• Data excerpts
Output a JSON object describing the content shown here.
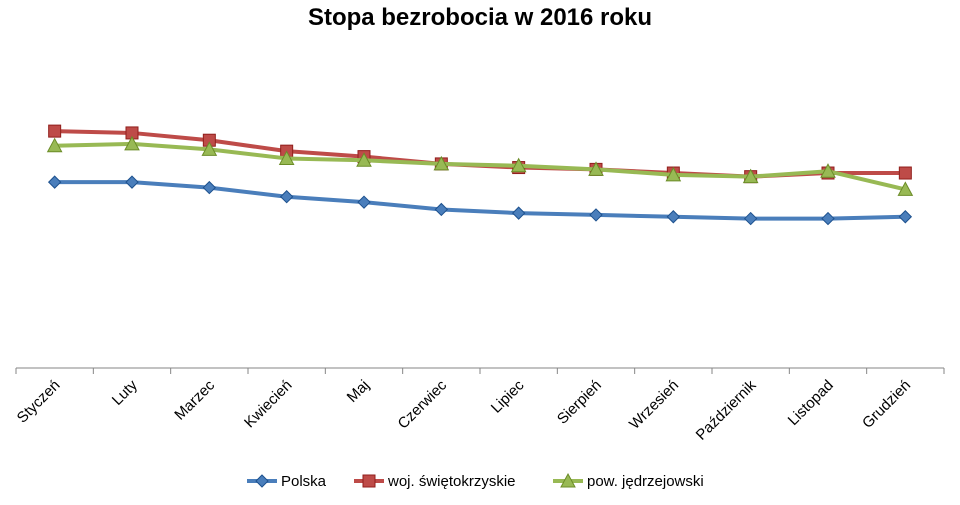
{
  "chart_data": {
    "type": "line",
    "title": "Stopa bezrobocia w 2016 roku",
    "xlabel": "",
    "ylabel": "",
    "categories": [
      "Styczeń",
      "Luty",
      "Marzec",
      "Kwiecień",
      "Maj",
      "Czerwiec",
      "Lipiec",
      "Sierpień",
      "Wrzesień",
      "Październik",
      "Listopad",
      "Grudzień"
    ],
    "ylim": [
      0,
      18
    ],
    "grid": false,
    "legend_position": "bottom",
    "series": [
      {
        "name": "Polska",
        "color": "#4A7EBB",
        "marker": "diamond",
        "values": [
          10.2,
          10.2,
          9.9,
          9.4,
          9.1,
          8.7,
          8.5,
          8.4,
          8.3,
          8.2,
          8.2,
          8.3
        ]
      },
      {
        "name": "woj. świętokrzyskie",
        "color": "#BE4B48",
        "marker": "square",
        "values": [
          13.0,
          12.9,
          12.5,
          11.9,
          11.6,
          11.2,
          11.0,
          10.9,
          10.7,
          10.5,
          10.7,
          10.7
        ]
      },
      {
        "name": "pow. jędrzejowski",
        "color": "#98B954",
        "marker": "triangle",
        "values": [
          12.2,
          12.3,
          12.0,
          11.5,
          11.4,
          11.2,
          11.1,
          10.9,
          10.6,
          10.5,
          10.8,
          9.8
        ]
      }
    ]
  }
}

...

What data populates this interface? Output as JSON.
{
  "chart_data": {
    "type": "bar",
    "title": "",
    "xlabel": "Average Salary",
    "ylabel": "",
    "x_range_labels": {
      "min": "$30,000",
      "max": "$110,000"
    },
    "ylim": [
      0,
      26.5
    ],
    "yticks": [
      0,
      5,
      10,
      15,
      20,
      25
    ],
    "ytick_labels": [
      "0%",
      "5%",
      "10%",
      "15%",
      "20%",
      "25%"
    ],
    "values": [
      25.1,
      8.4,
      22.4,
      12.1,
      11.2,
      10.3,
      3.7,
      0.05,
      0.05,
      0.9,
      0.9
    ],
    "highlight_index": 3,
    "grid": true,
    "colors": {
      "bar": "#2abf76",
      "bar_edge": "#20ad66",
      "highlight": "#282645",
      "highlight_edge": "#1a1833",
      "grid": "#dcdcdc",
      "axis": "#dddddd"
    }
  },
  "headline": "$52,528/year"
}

• Exercise instructions
Report the number of lines in the listing where the string "marker" appears, and nothing besides.

• Full output
3